LISTED ENTRIES:
════════════════

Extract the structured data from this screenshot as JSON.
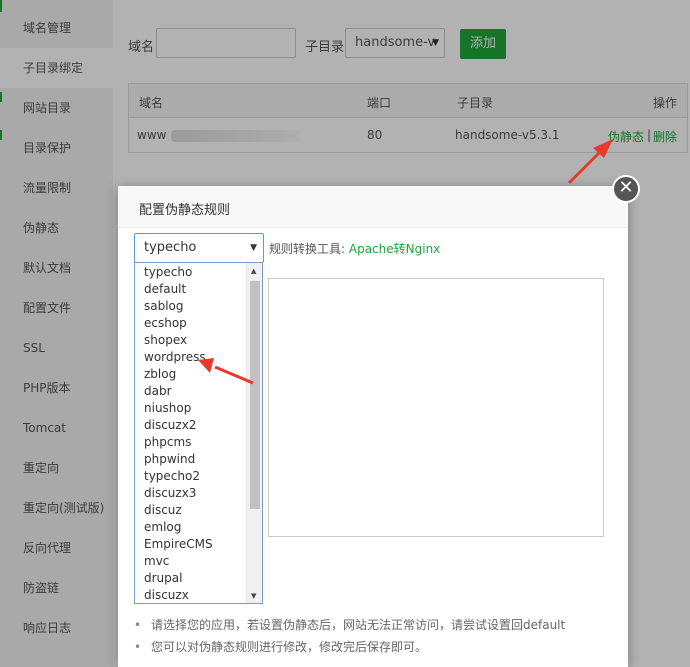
{
  "sidebar": {
    "items": [
      {
        "label": "域名管理"
      },
      {
        "label": "子目录绑定"
      },
      {
        "label": "网站目录"
      },
      {
        "label": "目录保护"
      },
      {
        "label": "流量限制"
      },
      {
        "label": "伪静态"
      },
      {
        "label": "默认文档"
      },
      {
        "label": "配置文件"
      },
      {
        "label": "SSL"
      },
      {
        "label": "PHP版本"
      },
      {
        "label": "Tomcat"
      },
      {
        "label": "重定向"
      },
      {
        "label": "重定向(测试版)"
      },
      {
        "label": "反向代理"
      },
      {
        "label": "防盗链"
      },
      {
        "label": "响应日志"
      }
    ]
  },
  "form": {
    "domain_label": "域名",
    "domain_value": "",
    "subdir_label": "子目录",
    "subdir_value": "handsome-v",
    "add_button": "添加"
  },
  "table": {
    "headers": {
      "domain": "域名",
      "port": "端口",
      "subdir": "子目录",
      "action": "操作"
    },
    "rows": [
      {
        "domain": "www",
        "port": "80",
        "subdir": "handsome-v5.3.1",
        "action_rewrite": "伪静态",
        "separator": "|",
        "action_delete": "删除"
      }
    ]
  },
  "modal": {
    "title": "配置伪静态规则",
    "close_icon": "✕",
    "select_value": "typecho",
    "tool_label": "规则转换工具:",
    "tool_link": "Apache转Nginx",
    "textarea_value": "",
    "options": [
      "typecho",
      "default",
      "sablog",
      "ecshop",
      "shopex",
      "wordpress",
      "zblog",
      "dabr",
      "niushop",
      "discuzx2",
      "phpcms",
      "phpwind",
      "typecho2",
      "discuzx3",
      "discuz",
      "emlog",
      "EmpireCMS",
      "mvc",
      "drupal",
      "discuzx"
    ],
    "tips": [
      "请选择您的应用，若设置伪静态后，网站无法正常访问，请尝试设置回default",
      "您可以对伪静态规则进行修改，修改完后保存即可。"
    ]
  },
  "colors": {
    "accent": "#20a53a",
    "annotation_arrow": "#e8392f"
  }
}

════════════════

WHAT YOU NEED TO DO:
List each line in the listing that contains the string "handsome".

EXERCISE RESULT:
    "subdir_value": "handsome-v",
        "subdir": "handsome-v5.3.1",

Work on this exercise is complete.